Exercise aim
Which lines in the records below contain the word "value"? Copy each of them.

Stored records
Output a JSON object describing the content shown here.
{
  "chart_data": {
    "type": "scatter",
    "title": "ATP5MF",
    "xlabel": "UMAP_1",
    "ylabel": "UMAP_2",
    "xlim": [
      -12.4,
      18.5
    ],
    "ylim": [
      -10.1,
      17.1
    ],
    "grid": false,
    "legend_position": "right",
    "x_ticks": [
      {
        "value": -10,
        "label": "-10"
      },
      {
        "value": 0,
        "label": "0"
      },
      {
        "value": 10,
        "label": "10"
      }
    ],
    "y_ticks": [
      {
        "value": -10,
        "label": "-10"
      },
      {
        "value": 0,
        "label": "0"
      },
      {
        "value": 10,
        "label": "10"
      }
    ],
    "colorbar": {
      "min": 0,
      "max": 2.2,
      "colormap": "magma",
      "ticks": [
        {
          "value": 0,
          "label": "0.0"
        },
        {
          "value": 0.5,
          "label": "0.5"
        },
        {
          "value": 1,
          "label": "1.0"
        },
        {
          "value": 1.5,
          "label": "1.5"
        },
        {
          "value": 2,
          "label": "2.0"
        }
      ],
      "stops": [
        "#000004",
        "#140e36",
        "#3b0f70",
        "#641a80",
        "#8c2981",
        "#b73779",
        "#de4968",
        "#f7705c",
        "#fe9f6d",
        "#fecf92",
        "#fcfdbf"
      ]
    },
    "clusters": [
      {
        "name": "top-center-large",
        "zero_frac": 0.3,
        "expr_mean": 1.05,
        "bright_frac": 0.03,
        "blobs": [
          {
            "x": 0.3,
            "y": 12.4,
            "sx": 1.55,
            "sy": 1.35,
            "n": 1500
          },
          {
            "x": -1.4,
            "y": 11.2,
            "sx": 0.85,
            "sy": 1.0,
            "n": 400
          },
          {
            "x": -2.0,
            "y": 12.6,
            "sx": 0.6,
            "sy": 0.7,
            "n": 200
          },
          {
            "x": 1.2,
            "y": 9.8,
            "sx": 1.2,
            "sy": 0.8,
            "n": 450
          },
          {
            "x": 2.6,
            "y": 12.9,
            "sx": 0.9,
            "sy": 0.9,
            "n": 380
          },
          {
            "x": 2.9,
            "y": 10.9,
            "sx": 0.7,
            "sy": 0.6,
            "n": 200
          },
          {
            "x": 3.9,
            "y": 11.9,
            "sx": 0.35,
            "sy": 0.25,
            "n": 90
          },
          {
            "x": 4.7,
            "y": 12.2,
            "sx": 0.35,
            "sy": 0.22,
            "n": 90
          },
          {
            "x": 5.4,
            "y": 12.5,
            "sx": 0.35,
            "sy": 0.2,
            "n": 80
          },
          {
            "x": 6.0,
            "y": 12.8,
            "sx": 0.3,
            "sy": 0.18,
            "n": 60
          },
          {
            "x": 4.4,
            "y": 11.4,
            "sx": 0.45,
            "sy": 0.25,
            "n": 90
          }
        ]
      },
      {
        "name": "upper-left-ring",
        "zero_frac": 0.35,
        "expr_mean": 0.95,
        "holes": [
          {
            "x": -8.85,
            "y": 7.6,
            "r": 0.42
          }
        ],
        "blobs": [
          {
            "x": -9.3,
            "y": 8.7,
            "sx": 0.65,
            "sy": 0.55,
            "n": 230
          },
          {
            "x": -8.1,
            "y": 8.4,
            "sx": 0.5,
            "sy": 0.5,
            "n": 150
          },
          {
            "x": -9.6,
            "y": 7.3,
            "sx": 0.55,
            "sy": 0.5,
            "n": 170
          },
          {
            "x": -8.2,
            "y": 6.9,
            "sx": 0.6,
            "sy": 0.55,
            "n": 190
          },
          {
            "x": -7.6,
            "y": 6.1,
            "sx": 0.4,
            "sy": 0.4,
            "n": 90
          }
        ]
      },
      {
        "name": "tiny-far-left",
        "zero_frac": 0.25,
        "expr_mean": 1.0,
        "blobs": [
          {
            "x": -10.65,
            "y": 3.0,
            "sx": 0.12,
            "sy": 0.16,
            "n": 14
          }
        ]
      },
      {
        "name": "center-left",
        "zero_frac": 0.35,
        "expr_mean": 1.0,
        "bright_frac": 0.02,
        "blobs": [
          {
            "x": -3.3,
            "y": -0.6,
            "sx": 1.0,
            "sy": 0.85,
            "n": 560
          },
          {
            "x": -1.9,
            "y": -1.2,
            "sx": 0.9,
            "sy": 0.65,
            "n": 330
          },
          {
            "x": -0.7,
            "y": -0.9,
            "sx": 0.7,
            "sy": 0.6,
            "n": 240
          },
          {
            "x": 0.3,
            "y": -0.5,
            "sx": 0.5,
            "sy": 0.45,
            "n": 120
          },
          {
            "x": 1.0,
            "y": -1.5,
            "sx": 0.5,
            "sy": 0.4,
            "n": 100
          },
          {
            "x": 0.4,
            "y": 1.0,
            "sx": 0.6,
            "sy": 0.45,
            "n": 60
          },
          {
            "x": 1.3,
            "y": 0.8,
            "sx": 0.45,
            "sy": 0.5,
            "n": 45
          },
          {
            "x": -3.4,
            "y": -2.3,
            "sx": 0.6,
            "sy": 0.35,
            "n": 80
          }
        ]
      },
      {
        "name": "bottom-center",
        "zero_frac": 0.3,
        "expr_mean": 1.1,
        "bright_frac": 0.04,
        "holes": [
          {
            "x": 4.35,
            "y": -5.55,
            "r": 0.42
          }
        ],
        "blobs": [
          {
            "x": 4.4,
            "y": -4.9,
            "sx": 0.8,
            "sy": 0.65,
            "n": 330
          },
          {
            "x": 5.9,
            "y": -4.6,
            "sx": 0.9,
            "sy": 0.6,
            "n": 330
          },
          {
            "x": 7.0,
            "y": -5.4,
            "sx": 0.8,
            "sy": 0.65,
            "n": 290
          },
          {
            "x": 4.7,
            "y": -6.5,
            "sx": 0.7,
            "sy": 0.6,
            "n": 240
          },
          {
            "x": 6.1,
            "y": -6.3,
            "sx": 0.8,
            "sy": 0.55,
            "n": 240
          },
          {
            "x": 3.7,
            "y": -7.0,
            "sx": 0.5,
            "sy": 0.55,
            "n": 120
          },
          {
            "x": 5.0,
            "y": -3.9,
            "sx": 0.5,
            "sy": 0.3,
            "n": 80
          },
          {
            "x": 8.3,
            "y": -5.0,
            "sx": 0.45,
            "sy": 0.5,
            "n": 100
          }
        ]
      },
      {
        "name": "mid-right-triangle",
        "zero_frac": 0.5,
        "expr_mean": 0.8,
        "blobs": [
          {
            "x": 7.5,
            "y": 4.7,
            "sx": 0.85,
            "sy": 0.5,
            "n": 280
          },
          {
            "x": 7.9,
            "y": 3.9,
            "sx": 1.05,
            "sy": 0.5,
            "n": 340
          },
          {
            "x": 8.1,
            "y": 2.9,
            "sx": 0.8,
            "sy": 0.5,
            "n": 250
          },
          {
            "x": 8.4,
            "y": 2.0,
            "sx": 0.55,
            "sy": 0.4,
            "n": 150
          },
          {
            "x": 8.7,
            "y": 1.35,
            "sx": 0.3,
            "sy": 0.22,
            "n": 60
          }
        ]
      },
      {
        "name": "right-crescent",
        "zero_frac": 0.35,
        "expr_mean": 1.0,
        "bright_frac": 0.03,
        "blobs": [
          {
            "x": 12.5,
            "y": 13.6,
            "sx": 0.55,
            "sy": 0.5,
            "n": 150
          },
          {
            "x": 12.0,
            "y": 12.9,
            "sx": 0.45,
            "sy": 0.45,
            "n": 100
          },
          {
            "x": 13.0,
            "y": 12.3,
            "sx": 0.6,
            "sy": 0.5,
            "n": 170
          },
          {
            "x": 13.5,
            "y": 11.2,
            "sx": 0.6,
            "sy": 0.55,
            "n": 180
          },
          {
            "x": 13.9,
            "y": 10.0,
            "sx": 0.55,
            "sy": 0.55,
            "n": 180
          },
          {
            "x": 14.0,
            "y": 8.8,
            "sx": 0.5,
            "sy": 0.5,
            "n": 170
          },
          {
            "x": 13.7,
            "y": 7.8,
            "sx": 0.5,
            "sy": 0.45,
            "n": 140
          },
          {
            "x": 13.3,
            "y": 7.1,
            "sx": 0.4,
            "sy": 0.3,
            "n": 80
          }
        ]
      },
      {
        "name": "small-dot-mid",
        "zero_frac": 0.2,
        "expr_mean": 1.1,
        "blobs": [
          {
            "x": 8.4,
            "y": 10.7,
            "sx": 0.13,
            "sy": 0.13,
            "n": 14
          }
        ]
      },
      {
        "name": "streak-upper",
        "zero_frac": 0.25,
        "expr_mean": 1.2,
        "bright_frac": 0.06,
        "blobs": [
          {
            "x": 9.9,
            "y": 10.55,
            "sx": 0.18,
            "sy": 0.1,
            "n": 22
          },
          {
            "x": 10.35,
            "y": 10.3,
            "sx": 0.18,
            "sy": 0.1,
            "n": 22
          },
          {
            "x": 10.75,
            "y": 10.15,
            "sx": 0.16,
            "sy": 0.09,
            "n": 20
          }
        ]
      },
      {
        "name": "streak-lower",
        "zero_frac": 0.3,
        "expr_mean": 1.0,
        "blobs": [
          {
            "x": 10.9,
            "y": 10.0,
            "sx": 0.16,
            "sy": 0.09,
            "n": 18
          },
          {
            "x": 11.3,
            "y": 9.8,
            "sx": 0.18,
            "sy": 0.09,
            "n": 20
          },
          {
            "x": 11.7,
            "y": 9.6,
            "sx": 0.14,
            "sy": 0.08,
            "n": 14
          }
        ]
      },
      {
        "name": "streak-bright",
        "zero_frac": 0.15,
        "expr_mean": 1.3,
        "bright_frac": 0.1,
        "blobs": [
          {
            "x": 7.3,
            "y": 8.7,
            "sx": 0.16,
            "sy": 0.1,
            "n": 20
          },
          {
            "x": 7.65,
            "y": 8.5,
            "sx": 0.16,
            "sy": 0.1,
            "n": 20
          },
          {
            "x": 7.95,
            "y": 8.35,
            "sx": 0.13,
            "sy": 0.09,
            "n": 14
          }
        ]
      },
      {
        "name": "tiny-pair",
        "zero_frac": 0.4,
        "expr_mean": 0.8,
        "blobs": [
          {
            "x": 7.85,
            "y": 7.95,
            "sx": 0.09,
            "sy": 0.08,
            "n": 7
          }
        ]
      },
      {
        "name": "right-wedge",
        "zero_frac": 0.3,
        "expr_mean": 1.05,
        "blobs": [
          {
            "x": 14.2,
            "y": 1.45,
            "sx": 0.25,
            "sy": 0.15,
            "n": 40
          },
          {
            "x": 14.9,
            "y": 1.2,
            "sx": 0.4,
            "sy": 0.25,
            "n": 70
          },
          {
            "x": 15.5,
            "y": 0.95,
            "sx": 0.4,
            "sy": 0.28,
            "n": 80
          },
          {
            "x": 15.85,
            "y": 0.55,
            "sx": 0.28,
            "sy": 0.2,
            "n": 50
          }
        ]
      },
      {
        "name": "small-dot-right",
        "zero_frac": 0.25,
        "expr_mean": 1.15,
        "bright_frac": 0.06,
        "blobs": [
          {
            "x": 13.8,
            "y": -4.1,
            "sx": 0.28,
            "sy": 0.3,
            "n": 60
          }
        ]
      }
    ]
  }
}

Response to this task
        "value": -10,
        "value": 0,
        "value": 10,
        "value": -10,
        "value": 0,
        "value": 10,
          "value": 0,
          "value": 0.5,
          "value": 1,
          "value": 1.5,
          "value": 2,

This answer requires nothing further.